======== DATASET ENTRIES ========

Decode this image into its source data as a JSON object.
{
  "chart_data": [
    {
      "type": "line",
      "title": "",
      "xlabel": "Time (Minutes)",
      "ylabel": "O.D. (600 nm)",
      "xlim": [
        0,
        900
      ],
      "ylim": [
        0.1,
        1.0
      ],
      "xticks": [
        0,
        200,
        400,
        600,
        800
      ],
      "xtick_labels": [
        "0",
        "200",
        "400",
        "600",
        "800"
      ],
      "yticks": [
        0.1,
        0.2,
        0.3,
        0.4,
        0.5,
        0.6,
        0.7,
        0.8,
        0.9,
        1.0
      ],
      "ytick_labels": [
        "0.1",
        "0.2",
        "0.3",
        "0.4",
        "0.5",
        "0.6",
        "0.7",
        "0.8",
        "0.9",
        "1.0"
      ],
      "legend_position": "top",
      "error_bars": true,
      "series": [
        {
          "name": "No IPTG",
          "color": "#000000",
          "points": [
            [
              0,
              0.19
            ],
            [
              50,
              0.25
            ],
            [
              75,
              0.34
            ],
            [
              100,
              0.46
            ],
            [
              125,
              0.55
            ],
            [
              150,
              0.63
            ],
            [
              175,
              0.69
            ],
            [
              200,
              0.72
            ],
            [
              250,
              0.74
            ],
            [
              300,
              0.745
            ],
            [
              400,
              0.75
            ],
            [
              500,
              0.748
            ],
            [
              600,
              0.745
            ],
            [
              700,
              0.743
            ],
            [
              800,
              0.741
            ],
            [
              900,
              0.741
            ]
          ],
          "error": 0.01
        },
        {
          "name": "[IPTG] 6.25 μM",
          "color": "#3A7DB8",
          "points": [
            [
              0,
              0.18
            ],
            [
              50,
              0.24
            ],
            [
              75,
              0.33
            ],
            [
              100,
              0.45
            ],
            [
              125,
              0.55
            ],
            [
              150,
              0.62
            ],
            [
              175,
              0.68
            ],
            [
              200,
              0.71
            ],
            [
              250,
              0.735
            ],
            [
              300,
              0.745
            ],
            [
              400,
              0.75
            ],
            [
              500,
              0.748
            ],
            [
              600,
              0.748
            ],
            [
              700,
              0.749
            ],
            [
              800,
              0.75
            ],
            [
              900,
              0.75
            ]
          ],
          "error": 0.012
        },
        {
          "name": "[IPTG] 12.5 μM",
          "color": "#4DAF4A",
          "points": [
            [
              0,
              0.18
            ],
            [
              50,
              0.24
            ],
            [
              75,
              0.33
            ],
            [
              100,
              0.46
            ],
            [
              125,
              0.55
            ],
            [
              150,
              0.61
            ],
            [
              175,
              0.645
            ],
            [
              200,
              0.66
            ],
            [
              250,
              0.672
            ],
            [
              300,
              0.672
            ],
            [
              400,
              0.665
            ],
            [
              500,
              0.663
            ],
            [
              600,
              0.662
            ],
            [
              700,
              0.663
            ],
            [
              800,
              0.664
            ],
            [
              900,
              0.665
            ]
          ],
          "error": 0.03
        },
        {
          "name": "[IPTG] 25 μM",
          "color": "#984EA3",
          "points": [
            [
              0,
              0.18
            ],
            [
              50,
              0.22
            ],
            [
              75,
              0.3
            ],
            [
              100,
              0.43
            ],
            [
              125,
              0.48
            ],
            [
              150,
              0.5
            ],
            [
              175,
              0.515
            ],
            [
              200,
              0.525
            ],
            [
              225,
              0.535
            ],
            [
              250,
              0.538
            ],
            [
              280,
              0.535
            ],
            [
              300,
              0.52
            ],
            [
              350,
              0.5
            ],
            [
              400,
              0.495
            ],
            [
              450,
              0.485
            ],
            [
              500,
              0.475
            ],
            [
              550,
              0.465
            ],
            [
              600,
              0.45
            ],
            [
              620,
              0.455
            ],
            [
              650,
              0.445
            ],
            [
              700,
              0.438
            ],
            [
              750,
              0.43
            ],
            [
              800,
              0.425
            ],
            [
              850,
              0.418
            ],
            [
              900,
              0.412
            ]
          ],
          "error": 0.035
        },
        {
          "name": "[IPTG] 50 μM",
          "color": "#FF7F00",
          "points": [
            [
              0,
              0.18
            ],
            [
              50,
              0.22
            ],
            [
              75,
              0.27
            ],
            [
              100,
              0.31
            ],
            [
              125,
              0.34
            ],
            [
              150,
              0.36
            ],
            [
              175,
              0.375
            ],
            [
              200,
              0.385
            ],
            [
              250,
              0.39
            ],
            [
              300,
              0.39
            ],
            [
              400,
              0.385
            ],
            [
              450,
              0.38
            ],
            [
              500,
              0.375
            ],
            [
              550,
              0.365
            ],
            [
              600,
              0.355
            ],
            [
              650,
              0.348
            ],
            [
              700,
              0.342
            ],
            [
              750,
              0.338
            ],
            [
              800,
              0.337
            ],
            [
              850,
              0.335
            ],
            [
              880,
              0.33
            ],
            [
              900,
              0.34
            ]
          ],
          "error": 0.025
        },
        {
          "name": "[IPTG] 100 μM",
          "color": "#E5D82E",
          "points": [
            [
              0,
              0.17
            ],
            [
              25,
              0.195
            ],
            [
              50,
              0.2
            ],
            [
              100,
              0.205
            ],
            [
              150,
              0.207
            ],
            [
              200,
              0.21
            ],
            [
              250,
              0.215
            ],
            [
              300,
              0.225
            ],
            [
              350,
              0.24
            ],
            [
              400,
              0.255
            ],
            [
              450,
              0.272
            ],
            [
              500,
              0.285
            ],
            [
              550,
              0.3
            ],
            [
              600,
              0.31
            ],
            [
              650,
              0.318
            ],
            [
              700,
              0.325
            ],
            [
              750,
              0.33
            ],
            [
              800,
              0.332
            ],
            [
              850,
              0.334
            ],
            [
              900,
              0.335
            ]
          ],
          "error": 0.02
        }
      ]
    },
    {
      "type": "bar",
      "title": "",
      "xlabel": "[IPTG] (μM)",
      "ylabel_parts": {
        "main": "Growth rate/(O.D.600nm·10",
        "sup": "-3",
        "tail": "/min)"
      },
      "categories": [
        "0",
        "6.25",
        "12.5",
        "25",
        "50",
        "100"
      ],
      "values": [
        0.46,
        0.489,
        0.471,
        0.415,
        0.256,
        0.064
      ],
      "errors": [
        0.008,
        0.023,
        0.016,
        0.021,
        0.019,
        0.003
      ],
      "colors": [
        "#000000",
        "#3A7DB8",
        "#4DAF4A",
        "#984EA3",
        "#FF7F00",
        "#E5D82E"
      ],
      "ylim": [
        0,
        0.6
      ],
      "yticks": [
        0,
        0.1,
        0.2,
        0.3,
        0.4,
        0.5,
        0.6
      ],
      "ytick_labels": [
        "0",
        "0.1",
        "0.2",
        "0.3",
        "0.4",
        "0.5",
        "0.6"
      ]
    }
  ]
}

========

PROBLEM REQUIREMENTS> Scan the listing above. Collect all lines with the word "IPTG".

EXERCISE ANSWER>
          "name": "No IPTG",
          "name": "[IPTG] 6.25 μM",
          "name": "[IPTG] 12.5 μM",
          "name": "[IPTG] 25 μM",
          "name": "[IPTG] 50 μM",
          "name": "[IPTG] 100 μM",
      "xlabel": "[IPTG] (μM)",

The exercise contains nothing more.